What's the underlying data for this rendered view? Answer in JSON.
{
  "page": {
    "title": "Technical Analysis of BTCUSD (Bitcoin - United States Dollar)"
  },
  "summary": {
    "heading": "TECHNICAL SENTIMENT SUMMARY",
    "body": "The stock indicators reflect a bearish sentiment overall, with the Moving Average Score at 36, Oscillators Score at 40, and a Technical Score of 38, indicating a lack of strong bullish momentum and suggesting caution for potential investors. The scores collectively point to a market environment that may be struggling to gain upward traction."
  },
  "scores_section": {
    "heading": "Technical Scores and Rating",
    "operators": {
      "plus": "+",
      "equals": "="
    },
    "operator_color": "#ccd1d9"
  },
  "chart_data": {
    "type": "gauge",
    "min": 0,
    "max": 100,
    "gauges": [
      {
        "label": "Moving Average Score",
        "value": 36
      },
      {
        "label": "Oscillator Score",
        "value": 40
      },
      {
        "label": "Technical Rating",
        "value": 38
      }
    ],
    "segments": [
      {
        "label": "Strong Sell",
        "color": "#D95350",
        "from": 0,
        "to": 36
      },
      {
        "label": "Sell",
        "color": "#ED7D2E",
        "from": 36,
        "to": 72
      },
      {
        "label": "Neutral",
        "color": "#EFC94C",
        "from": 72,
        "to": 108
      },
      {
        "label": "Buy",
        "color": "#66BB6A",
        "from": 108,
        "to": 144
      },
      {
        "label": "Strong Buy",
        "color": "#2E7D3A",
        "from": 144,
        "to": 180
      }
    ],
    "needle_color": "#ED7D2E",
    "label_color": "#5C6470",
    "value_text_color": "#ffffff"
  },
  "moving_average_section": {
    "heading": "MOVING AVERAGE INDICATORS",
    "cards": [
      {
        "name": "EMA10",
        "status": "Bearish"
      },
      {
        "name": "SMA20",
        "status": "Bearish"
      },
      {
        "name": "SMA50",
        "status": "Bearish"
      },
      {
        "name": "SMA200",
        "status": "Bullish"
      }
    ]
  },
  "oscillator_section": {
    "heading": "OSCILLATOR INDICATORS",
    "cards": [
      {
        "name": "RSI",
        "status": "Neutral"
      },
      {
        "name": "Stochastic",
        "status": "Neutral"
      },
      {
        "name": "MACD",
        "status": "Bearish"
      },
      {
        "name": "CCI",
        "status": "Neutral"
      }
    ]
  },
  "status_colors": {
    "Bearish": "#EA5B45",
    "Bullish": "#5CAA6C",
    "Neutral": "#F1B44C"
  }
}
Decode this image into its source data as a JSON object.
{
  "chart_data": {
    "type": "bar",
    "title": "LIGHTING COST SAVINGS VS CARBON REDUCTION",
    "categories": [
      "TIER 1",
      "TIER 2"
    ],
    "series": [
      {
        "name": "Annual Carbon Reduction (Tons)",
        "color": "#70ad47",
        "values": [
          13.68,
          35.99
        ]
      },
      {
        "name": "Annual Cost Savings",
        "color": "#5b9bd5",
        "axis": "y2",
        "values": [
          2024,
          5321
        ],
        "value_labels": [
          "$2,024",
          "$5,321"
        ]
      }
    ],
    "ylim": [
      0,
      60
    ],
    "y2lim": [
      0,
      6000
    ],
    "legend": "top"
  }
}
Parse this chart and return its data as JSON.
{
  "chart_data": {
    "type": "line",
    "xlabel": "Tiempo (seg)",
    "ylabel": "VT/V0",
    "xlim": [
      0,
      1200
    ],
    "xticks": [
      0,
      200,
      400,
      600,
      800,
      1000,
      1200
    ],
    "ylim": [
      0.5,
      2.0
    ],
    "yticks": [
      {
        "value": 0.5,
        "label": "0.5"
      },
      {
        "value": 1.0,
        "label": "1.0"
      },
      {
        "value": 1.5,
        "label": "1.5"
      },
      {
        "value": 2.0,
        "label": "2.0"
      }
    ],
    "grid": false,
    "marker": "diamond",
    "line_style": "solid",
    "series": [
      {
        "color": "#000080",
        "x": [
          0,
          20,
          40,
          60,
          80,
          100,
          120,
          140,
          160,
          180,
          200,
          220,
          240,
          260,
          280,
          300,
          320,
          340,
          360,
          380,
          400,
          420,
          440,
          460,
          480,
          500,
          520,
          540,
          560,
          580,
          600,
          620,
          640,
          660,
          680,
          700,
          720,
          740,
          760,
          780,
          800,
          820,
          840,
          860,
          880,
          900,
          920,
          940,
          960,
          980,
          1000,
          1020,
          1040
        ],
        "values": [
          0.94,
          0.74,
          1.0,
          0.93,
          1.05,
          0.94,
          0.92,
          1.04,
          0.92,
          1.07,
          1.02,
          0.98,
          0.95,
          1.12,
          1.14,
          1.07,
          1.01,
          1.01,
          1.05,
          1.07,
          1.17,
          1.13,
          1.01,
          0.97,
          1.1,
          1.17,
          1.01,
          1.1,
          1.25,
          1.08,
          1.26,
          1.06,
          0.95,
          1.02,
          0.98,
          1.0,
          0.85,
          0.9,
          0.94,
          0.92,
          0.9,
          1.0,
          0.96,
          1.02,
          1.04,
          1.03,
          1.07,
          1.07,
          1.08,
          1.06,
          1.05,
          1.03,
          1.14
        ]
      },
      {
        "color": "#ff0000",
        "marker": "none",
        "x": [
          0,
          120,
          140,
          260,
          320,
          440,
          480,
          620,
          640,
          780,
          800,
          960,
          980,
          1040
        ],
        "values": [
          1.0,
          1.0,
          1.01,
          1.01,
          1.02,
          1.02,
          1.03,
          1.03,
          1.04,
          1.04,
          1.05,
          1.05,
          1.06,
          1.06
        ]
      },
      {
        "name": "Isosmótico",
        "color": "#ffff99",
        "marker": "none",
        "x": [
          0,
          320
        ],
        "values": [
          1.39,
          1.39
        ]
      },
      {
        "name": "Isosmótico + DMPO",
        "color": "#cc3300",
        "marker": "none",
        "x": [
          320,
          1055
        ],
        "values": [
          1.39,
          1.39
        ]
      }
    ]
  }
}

● **Work required**:
Transcribe every record above exactly as it appears.

● **Response to this task**:
What's the underlying data for this rendered view? Answer in JSON.
{
  "page": {
    "title": "Technical Analysis of BTCUSD (Bitcoin - United States Dollar)"
  },
  "summary": {
    "heading": "TECHNICAL SENTIMENT SUMMARY",
    "body": "The stock indicators reflect a bearish sentiment overall, with the Moving Average Score at 36, Oscillators Score at 40, and a Technical Score of 38, indicating a lack of strong bullish momentum and suggesting caution for potential investors. The scores collectively point to a market environment that may be struggling to gain upward traction."
  },
  "scores_section": {
    "heading": "Technical Scores and Rating",
    "operators": {
      "plus": "+",
      "equals": "="
    },
    "operator_color": "#ccd1d9"
  },
  "chart_data": {
    "type": "gauge",
    "min": 0,
    "max": 100,
    "gauges": [
      {
        "label": "Moving Average Score",
        "value": 36
      },
      {
        "label": "Oscillator Score",
        "value": 40
      },
      {
        "label": "Technical Rating",
        "value": 38
      }
    ],
    "segments": [
      {
        "label": "Strong Sell",
        "color": "#D95350",
        "from": 0,
        "to": 36
      },
      {
        "label": "Sell",
        "color": "#ED7D2E",
        "from": 36,
        "to": 72
      },
      {
        "label": "Neutral",
        "color": "#EFC94C",
        "from": 72,
        "to": 108
      },
      {
        "label": "Buy",
        "color": "#66BB6A",
        "from": 108,
        "to": 144
      },
      {
        "label": "Strong Buy",
        "color": "#2E7D3A",
        "from": 144,
        "to": 180
      }
    ],
    "needle_color": "#ED7D2E",
    "label_color": "#5C6470",
    "value_text_color": "#ffffff"
  },
  "moving_average_section": {
    "heading": "MOVING AVERAGE INDICATORS",
    "cards": [
      {
        "name": "EMA10",
        "status": "Bearish"
      },
      {
        "name": "SMA20",
        "status": "Bearish"
      },
      {
        "name": "SMA50",
        "status": "Bearish"
      },
      {
        "name": "SMA200",
        "status": "Bullish"
      }
    ]
  },
  "oscillator_section": {
    "heading": "OSCILLATOR INDICATORS",
    "cards": [
      {
        "name": "RSI",
        "status": "Neutral"
      },
      {
        "name": "Stochastic",
        "status": "Neutral"
      },
      {
        "name": "MACD",
        "status": "Bearish"
      },
      {
        "name": "CCI",
        "status": "Neutral"
      }
    ]
  },
  "status_colors": {
    "Bearish": "#EA5B45",
    "Bullish": "#5CAA6C",
    "Neutral": "#F1B44C"
  }
}
Decode this image into its source data as a JSON object.
{
  "chart_data": {
    "type": "bar",
    "title": "LIGHTING COST SAVINGS VS CARBON REDUCTION",
    "categories": [
      "TIER 1",
      "TIER 2"
    ],
    "series": [
      {
        "name": "Annual Carbon Reduction (Tons)",
        "color": "#70ad47",
        "values": [
          13.68,
          35.99
        ]
      },
      {
        "name": "Annual Cost Savings",
        "color": "#5b9bd5",
        "axis": "y2",
        "values": [
          2024,
          5321
        ],
        "value_labels": [
          "$2,024",
          "$5,321"
        ]
      }
    ],
    "ylim": [
      0,
      60
    ],
    "y2lim": [
      0,
      6000
    ],
    "legend": "top"
  }
}
Parse this chart and return its data as JSON.
{
  "chart_data": {
    "type": "line",
    "xlabel": "Tiempo (seg)",
    "ylabel": "VT/V0",
    "xlim": [
      0,
      1200
    ],
    "xticks": [
      0,
      200,
      400,
      600,
      800,
      1000,
      1200
    ],
    "ylim": [
      0.5,
      2.0
    ],
    "yticks": [
      {
        "value": 0.5,
        "label": "0.5"
      },
      {
        "value": 1.0,
        "label": "1.0"
      },
      {
        "value": 1.5,
        "label": "1.5"
      },
      {
        "value": 2.0,
        "label": "2.0"
      }
    ],
    "grid": false,
    "marker": "diamond",
    "line_style": "solid",
    "series": [
      {
        "color": "#000080",
        "x": [
          0,
          20,
          40,
          60,
          80,
          100,
          120,
          140,
          160,
          180,
          200,
          220,
          240,
          260,
          280,
          300,
          320,
          340,
          360,
          380,
          400,
          420,
          440,
          460,
          480,
          500,
          520,
          540,
          560,
          580,
          600,
          620,
          640,
          660,
          680,
          700,
          720,
          740,
          760,
          780,
          800,
          820,
          840,
          860,
          880,
          900,
          920,
          940,
          960,
          980,
          1000,
          1020,
          1040
        ],
        "values": [
          0.94,
          0.74,
          1.0,
          0.93,
          1.05,
          0.94,
          0.92,
          1.04,
          0.92,
          1.07,
          1.02,
          0.98,
          0.95,
          1.12,
          1.14,
          1.07,
          1.01,
          1.01,
          1.05,
          1.07,
          1.17,
          1.13,
          1.01,
          0.97,
          1.1,
          1.17,
          1.01,
          1.1,
          1.25,
          1.08,
          1.26,
          1.06,
          0.95,
          1.02,
          0.98,
          1.0,
          0.85,
          0.9,
          0.94,
          0.92,
          0.9,
          1.0,
          0.96,
          1.02,
          1.04,
          1.03,
          1.07,
          1.07,
          1.08,
          1.06,
          1.05,
          1.03,
          1.14
        ]
      },
      {
        "color": "#ff0000",
        "marker": "none",
        "x": [
          0,
          120,
          140,
          260,
          320,
          440,
          480,
          620,
          640,
          780,
          800,
          960,
          980,
          1040
        ],
        "values": [
          1.0,
          1.0,
          1.01,
          1.01,
          1.02,
          1.02,
          1.03,
          1.03,
          1.04,
          1.04,
          1.05,
          1.05,
          1.06,
          1.06
        ]
      },
      {
        "name": "Isosmótico",
        "color": "#ffff99",
        "marker": "none",
        "x": [
          0,
          320
        ],
        "values": [
          1.39,
          1.39
        ]
      },
      {
        "name": "Isosmótico + DMPO",
        "color": "#cc3300",
        "marker": "none",
        "x": [
          320,
          1055
        ],
        "values": [
          1.39,
          1.39
        ]
      }
    ]
  }
}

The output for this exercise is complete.